SHORT EXERCISE: Copy the listing verbatim, from its first line down through the line that contains "x-tick-label: 600 [433, 112, 455, 127]", including both of those lines.

Page element annotations
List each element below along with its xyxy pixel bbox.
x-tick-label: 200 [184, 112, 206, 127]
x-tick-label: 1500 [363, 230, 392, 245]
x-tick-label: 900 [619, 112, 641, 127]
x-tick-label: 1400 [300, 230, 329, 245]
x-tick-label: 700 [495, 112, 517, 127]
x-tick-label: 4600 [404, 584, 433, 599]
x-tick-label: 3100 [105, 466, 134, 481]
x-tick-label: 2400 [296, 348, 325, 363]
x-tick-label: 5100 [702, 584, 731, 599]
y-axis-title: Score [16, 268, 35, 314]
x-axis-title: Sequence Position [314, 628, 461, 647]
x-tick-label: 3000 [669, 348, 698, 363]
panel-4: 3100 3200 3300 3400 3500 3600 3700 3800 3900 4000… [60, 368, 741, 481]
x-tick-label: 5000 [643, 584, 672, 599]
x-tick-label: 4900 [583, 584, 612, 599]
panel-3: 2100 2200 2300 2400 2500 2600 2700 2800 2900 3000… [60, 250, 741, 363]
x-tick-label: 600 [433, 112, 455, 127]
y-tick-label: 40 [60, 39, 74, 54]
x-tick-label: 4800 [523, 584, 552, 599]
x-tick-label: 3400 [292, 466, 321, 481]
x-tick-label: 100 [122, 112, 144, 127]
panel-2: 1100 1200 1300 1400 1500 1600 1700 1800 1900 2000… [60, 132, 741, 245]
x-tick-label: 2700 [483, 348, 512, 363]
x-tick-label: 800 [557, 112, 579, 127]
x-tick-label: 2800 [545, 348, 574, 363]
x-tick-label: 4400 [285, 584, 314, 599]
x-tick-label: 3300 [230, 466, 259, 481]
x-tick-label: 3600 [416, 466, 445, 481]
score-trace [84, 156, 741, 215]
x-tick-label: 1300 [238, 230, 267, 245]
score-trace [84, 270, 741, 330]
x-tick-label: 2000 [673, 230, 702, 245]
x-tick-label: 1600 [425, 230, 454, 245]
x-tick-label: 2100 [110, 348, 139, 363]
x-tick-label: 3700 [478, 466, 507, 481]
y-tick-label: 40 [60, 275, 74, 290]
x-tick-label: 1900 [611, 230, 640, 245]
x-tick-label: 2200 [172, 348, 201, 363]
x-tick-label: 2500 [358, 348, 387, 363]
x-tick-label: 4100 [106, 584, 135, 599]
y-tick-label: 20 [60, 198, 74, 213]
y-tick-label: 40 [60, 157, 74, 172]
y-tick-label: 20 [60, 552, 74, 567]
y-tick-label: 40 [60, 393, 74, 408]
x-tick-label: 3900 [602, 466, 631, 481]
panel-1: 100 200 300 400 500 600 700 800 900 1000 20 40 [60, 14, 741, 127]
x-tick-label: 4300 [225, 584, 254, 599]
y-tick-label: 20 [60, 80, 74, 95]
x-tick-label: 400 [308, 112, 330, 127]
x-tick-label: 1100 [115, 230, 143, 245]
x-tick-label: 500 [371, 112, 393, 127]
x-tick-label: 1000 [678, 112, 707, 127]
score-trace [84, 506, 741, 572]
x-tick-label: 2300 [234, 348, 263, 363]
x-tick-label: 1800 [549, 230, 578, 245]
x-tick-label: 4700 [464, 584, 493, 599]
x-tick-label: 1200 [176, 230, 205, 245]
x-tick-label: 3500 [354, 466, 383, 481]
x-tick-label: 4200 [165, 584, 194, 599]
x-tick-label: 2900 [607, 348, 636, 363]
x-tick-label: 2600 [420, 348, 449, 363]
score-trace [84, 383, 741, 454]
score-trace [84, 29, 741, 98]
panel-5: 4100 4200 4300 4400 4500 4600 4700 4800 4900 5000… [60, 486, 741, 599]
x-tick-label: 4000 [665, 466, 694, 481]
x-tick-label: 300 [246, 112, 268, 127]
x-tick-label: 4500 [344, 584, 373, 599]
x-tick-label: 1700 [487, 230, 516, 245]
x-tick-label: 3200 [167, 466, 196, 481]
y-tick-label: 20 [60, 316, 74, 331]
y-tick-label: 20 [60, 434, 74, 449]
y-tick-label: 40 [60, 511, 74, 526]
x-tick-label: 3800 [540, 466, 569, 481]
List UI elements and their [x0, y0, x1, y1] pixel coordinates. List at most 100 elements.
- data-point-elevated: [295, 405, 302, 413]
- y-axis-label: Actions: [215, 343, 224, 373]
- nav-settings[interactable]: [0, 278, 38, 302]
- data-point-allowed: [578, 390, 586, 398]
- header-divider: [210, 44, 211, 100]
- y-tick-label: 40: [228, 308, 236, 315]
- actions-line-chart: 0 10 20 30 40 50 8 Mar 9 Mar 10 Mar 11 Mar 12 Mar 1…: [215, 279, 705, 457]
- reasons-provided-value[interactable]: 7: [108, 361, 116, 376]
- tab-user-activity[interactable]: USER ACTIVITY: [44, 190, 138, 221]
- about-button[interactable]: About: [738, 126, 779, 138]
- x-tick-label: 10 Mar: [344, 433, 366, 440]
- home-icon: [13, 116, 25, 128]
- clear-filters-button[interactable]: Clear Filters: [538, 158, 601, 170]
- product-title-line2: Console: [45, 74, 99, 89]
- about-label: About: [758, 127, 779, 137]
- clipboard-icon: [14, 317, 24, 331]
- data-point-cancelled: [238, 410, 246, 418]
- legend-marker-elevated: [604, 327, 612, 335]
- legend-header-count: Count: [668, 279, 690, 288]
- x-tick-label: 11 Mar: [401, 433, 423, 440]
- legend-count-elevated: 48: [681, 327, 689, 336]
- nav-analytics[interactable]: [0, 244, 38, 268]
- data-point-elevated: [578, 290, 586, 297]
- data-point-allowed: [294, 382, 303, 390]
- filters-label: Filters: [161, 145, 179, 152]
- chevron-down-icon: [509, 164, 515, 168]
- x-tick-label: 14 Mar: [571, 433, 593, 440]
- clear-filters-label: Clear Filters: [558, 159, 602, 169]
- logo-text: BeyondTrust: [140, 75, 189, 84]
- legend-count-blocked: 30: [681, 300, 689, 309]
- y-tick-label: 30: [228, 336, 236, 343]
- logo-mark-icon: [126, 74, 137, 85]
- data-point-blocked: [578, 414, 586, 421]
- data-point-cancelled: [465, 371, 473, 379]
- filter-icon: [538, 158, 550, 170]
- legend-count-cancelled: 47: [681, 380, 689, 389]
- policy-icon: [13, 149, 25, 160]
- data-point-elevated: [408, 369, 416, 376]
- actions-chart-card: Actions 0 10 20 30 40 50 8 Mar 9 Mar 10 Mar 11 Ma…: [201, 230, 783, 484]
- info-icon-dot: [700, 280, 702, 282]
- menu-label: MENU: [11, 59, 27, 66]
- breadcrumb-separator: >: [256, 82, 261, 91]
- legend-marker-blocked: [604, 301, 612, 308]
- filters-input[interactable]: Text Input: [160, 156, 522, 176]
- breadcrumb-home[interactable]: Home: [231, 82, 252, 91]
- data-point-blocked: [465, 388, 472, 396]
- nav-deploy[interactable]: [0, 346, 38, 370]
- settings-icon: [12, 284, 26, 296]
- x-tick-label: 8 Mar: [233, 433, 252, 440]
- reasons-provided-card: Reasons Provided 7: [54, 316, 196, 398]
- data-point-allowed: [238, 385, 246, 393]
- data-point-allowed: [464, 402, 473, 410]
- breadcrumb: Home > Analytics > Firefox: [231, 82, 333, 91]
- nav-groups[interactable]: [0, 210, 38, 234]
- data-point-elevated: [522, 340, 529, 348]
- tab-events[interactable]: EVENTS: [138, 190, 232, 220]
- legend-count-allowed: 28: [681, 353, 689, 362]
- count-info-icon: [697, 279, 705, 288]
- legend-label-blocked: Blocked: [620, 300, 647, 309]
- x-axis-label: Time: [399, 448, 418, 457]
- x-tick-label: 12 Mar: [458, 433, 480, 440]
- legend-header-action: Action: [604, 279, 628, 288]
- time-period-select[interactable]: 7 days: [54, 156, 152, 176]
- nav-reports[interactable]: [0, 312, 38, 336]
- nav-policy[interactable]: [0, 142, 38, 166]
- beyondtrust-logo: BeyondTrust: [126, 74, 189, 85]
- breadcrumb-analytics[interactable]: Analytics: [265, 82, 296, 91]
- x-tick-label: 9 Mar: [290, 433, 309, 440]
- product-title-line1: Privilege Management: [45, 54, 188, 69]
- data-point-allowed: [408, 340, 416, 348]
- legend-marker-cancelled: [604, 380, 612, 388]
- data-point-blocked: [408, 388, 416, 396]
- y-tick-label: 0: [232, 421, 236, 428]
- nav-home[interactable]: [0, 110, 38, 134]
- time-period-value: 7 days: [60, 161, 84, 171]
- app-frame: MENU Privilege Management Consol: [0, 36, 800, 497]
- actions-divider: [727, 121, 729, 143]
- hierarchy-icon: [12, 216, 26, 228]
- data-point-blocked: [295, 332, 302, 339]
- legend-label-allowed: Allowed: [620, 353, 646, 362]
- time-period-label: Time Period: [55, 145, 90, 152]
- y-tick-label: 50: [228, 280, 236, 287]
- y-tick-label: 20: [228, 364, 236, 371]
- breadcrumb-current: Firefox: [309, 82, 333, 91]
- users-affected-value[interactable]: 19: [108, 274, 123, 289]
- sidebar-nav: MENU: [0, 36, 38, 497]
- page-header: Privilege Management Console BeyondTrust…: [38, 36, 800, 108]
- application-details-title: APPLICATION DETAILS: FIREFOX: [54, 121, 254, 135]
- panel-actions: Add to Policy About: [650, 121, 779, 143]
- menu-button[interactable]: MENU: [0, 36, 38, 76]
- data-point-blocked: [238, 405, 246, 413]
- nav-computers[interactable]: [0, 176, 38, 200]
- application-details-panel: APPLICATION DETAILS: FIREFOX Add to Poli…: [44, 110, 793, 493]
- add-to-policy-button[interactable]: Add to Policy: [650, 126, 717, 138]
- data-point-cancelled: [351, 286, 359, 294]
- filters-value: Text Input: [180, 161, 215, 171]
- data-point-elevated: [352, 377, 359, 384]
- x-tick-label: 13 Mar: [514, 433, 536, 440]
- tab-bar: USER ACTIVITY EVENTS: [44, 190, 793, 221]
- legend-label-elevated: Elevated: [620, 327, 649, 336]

SOLUTION TO THIS TASK:
List each element below along with its xyxy pixel bbox.
x-tick-label: 200 [184, 112, 206, 127]
x-tick-label: 1500 [363, 230, 392, 245]
x-tick-label: 900 [619, 112, 641, 127]
x-tick-label: 1400 [300, 230, 329, 245]
x-tick-label: 700 [495, 112, 517, 127]
x-tick-label: 4600 [404, 584, 433, 599]
x-tick-label: 3100 [105, 466, 134, 481]
x-tick-label: 2400 [296, 348, 325, 363]
x-tick-label: 5100 [702, 584, 731, 599]
y-axis-title: Score [16, 268, 35, 314]
x-axis-title: Sequence Position [314, 628, 461, 647]
x-tick-label: 3000 [669, 348, 698, 363]
panel-4: 3100 3200 3300 3400 3500 3600 3700 3800 3900 4000… [60, 368, 741, 481]
x-tick-label: 5000 [643, 584, 672, 599]
x-tick-label: 4900 [583, 584, 612, 599]
panel-3: 2100 2200 2300 2400 2500 2600 2700 2800 2900 3000… [60, 250, 741, 363]
x-tick-label: 600 [433, 112, 455, 127]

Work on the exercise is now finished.